(Saved entries)
◇ ◇ ◇ ◇

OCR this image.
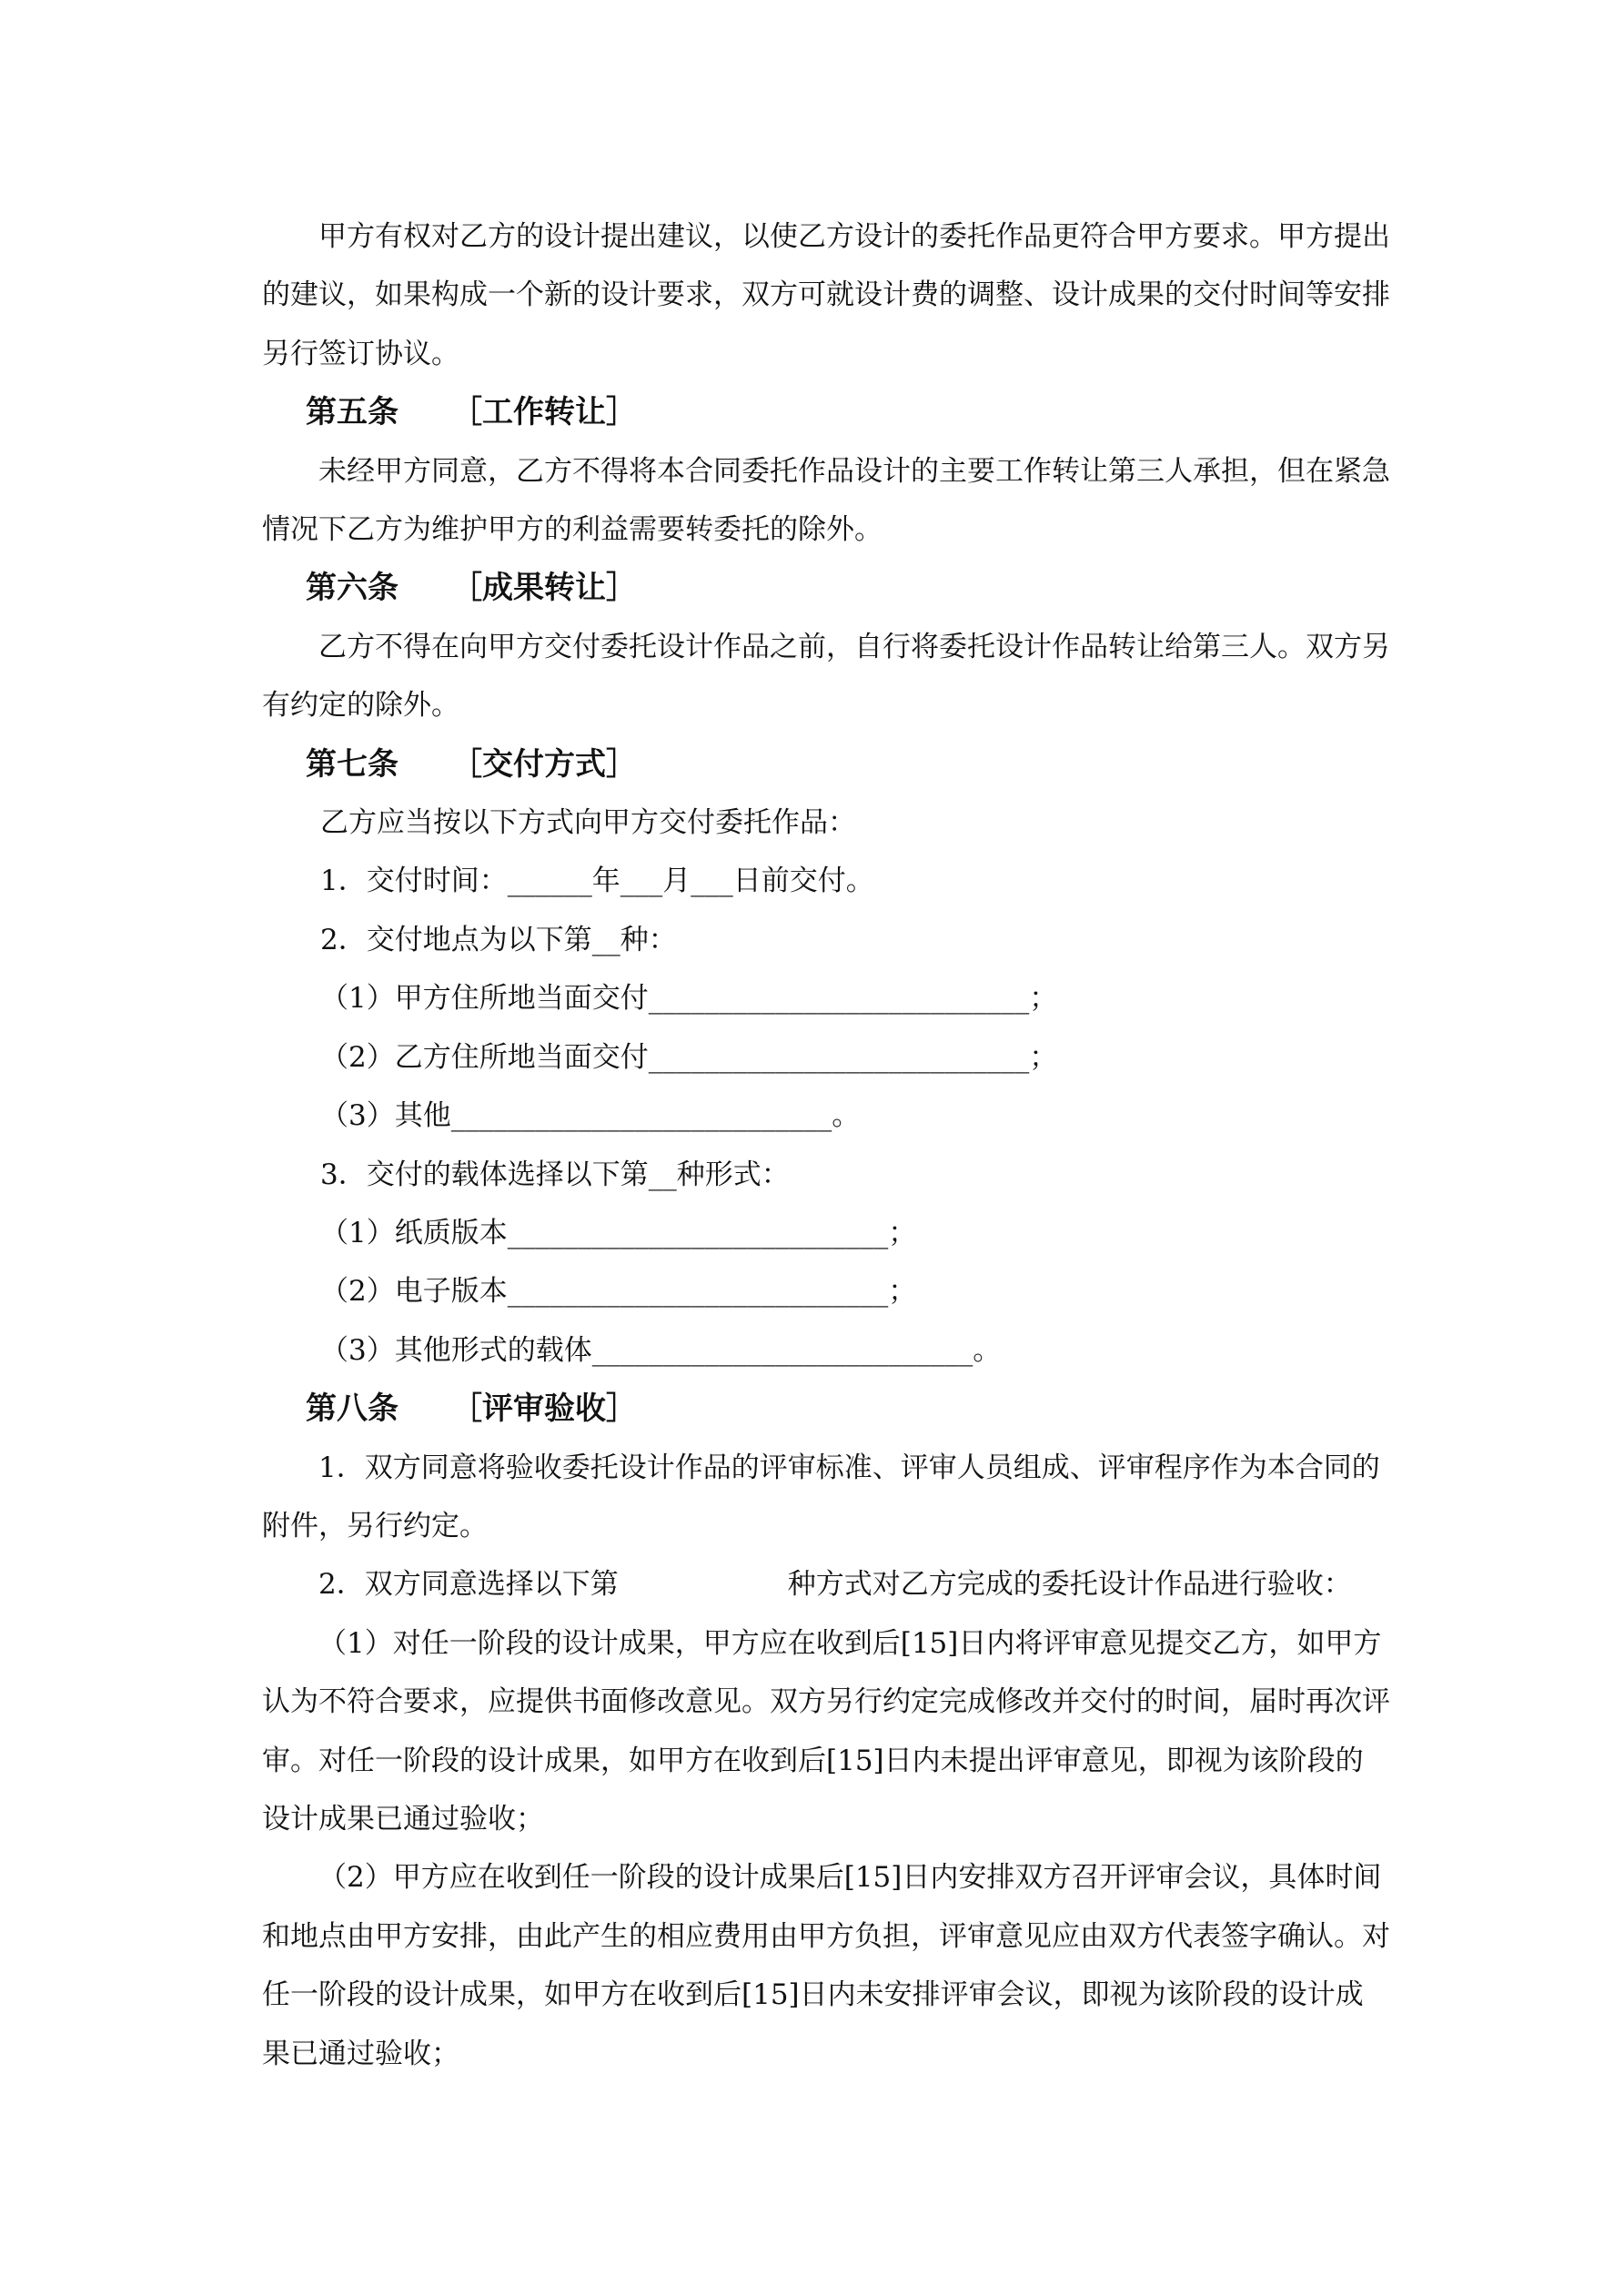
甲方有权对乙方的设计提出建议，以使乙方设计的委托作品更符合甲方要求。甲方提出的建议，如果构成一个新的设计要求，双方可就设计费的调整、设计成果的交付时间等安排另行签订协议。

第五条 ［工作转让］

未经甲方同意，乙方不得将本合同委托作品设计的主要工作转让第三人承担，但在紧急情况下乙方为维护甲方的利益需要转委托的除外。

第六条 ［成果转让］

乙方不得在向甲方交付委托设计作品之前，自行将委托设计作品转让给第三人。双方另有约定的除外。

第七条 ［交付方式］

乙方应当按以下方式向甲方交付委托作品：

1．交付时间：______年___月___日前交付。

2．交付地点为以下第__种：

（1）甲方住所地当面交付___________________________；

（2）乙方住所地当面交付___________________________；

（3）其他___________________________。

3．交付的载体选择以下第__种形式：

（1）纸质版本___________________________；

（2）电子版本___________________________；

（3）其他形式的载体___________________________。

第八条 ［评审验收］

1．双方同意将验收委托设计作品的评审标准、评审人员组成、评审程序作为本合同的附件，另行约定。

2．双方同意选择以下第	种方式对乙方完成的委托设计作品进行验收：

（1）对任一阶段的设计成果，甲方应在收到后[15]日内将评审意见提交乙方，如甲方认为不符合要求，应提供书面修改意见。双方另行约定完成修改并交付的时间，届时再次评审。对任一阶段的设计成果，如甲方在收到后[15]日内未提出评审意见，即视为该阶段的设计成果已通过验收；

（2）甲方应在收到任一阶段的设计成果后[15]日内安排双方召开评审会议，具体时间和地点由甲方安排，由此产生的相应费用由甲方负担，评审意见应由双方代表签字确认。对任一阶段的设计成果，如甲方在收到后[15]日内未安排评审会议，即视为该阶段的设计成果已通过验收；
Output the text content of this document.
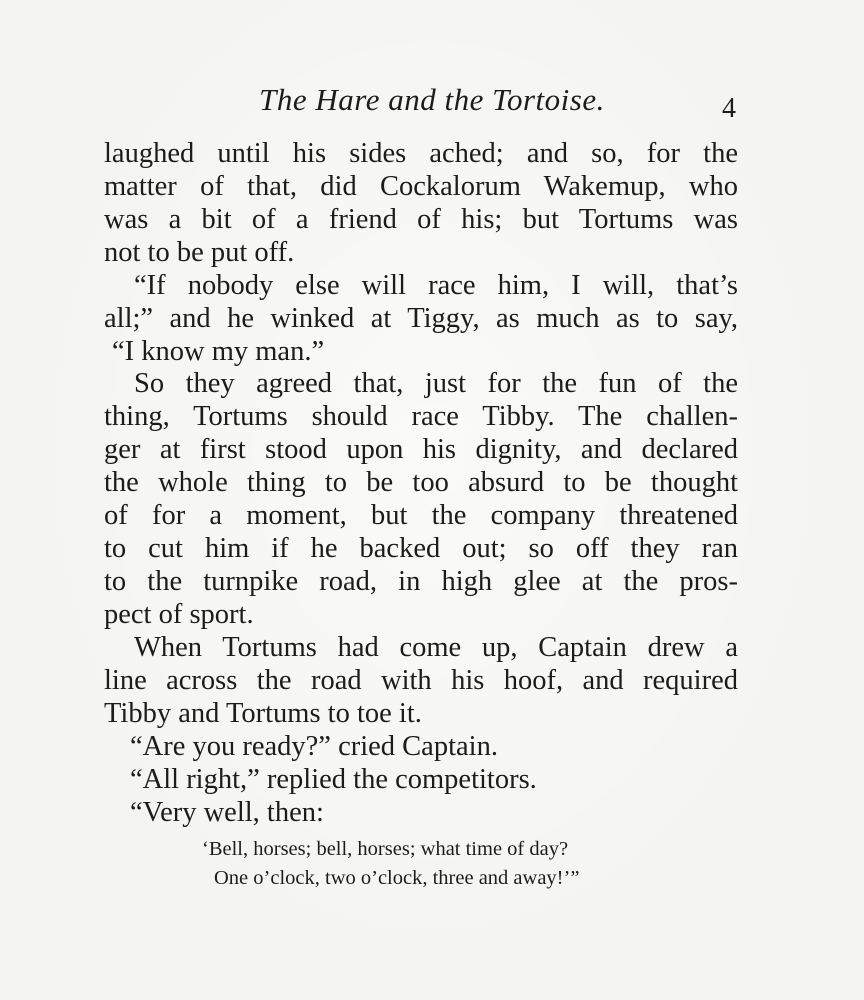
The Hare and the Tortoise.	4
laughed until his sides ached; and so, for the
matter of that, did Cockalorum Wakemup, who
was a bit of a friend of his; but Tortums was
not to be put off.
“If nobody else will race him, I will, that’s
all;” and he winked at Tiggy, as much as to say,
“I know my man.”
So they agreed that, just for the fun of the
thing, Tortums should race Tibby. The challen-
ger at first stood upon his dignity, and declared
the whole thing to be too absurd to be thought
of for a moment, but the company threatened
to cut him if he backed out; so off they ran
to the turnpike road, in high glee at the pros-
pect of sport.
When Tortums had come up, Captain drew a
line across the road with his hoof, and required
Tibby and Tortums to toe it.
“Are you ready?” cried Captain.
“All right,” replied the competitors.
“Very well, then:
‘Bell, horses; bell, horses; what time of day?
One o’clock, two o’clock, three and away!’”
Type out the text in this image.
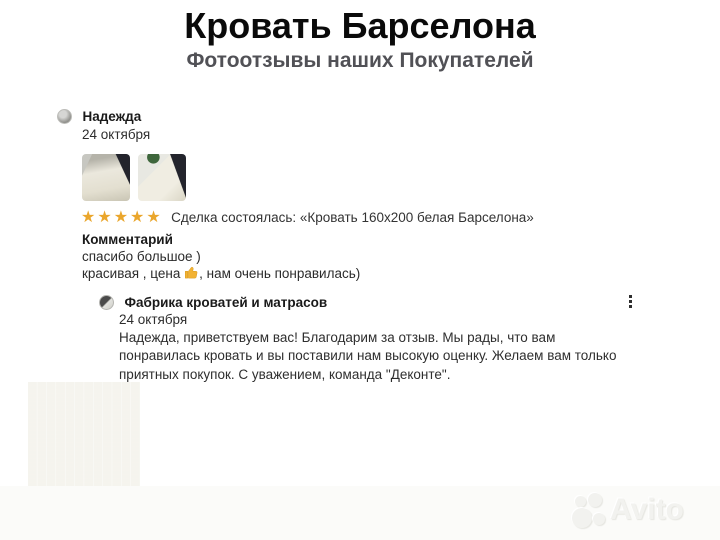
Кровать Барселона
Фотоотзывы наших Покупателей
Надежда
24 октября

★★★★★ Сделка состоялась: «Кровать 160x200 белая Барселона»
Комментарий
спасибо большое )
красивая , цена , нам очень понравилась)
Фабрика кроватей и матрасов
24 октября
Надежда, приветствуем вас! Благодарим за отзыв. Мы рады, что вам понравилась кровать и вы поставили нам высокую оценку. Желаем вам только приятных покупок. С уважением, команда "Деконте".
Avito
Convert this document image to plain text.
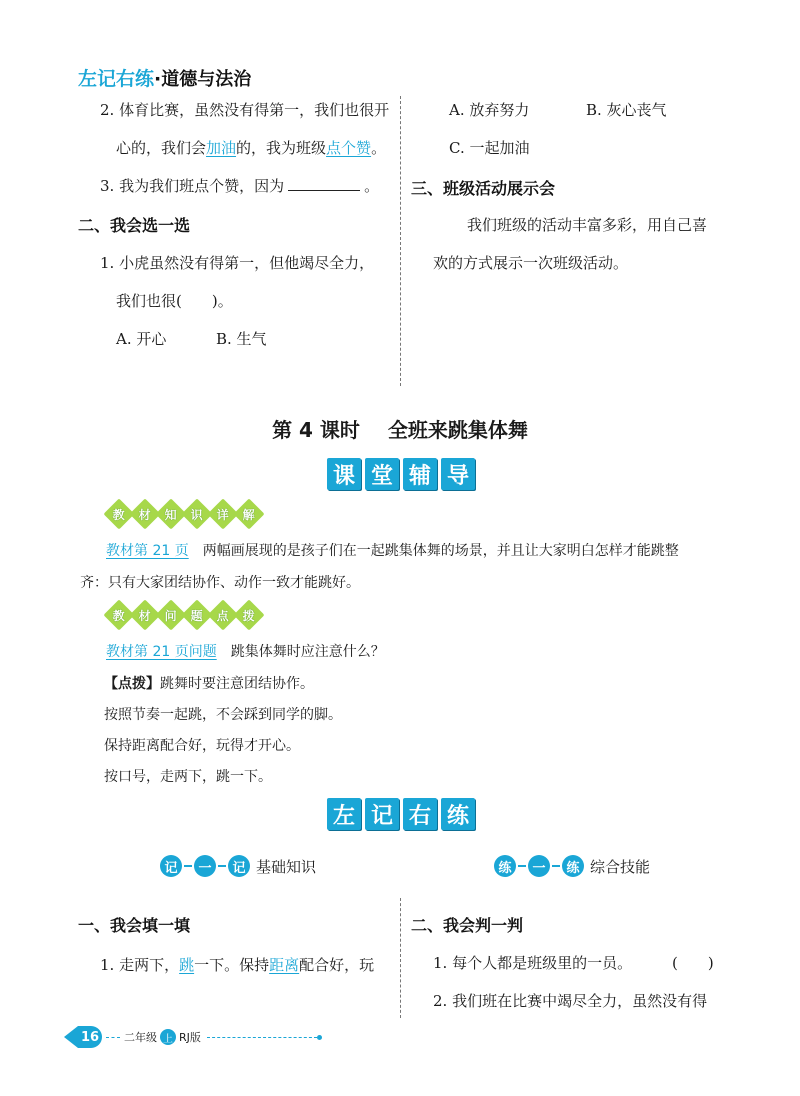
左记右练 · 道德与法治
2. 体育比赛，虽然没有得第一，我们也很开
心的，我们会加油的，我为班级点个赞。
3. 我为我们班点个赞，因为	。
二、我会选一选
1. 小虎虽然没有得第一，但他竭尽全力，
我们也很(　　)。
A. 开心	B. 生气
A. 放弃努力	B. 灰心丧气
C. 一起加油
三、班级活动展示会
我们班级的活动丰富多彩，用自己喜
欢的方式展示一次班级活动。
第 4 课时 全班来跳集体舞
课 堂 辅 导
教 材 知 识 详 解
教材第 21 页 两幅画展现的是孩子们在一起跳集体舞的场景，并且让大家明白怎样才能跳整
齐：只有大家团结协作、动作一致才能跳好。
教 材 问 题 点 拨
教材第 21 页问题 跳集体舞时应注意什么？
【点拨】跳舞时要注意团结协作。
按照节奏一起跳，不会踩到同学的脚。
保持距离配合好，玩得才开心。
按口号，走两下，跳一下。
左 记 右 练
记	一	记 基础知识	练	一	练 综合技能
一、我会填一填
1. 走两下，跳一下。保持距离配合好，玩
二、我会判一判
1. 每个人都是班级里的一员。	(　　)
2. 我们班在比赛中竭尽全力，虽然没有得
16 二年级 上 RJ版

◇ ◇ ◇ ◇

WRITTEN TASK:
Go through the listing above and quote it exactly, apart from its images.

FINAL RESULT:
OCR this image.
甲方有权对乙方的设计提出建议，以使乙方设计的委托作品更符合甲方要求。甲方提出的建议，如果构成一个新的设计要求，双方可就设计费的调整、设计成果的交付时间等安排另行签订协议。

第五条 ［工作转让］

未经甲方同意，乙方不得将本合同委托作品设计的主要工作转让第三人承担，但在紧急情况下乙方为维护甲方的利益需要转委托的除外。

第六条 ［成果转让］

乙方不得在向甲方交付委托设计作品之前，自行将委托设计作品转让给第三人。双方另有约定的除外。

第七条 ［交付方式］

乙方应当按以下方式向甲方交付委托作品：

1．交付时间：______年___月___日前交付。

2．交付地点为以下第__种：

（1）甲方住所地当面交付___________________________；

（2）乙方住所地当面交付___________________________；

（3）其他___________________________。

3．交付的载体选择以下第__种形式：

（1）纸质版本___________________________；

（2）电子版本___________________________；

（3）其他形式的载体___________________________。

第八条 ［评审验收］

1．双方同意将验收委托设计作品的评审标准、评审人员组成、评审程序作为本合同的附件，另行约定。

2．双方同意选择以下第	种方式对乙方完成的委托设计作品进行验收：

（1）对任一阶段的设计成果，甲方应在收到后[15]日内将评审意见提交乙方，如甲方认为不符合要求，应提供书面修改意见。双方另行约定完成修改并交付的时间，届时再次评审。对任一阶段的设计成果，如甲方在收到后[15]日内未提出评审意见，即视为该阶段的设计成果已通过验收；

（2）甲方应在收到任一阶段的设计成果后[15]日内安排双方召开评审会议，具体时间和地点由甲方安排，由此产生的相应费用由甲方负担，评审意见应由双方代表签字确认。对任一阶段的设计成果，如甲方在收到后[15]日内未安排评审会议，即视为该阶段的设计成果已通过验收；
Output the text content of this document.
The Hare and the Tortoise.	4
laughed until his sides ached; and so, for the
matter of that, did Cockalorum Wakemup, who
was a bit of a friend of his; but Tortums was
not to be put off.
“If nobody else will race him, I will, that’s
all;” and he winked at Tiggy, as much as to say,
“I know my man.”
So they agreed that, just for the fun of the
thing, Tortums should race Tibby. The challen-
ger at first stood upon his dignity, and declared
the whole thing to be too absurd to be thought
of for a moment, but the company threatened
to cut him if he backed out; so off they ran
to the turnpike road, in high glee at the pros-
pect of sport.
When Tortums had come up, Captain drew a
line across the road with his hoof, and required
Tibby and Tortums to toe it.
“Are you ready?” cried Captain.
“All right,” replied the competitors.
“Very well, then:
‘Bell, horses; bell, horses; what time of day?
One o’clock, two o’clock, three and away!’”
Type out the text in this image.
Кровать Барселона
Фотоотзывы наших Покупателей
Надежда
24 октября

★★★★★ Сделка состоялась: «Кровать 160x200 белая Барселона»
Комментарий
спасибо большое )
красивая , цена , нам очень понравилась)
Фабрика кроватей и матрасов
24 октября
Надежда, приветствуем вас! Благодарим за отзыв. Мы рады, что вам понравилась кровать и вы поставили нам высокую оценку. Желаем вам только приятных покупок. С уважением, команда "Деконте".
Avito
Convert this document image to plain text.
左记右练 · 道德与法治
2. 体育比赛，虽然没有得第一，我们也很开
心的，我们会加油的，我为班级点个赞。
3. 我为我们班点个赞，因为	。
二、我会选一选
1. 小虎虽然没有得第一，但他竭尽全力，
我们也很(　　)。
A. 开心	B. 生气
A. 放弃努力	B. 灰心丧气
C. 一起加油
三、班级活动展示会
我们班级的活动丰富多彩，用自己喜
欢的方式展示一次班级活动。
第 4 课时 全班来跳集体舞
课 堂 辅 导
教 材 知 识 详 解
教材第 21 页 两幅画展现的是孩子们在一起跳集体舞的场景，并且让大家明白怎样才能跳整
齐：只有大家团结协作、动作一致才能跳好。
教 材 问 题 点 拨
教材第 21 页问题 跳集体舞时应注意什么？
【点拨】跳舞时要注意团结协作。
按照节奏一起跳，不会踩到同学的脚。
保持距离配合好，玩得才开心。
按口号，走两下，跳一下。
左 记 右 练
记	一	记 基础知识	练	一	练 综合技能
一、我会填一填
1. 走两下，跳一下。保持距离配合好，玩
二、我会判一判
1. 每个人都是班级里的一员。	(　　)
2. 我们班在比赛中竭尽全力，虽然没有得
16 二年级 上 RJ版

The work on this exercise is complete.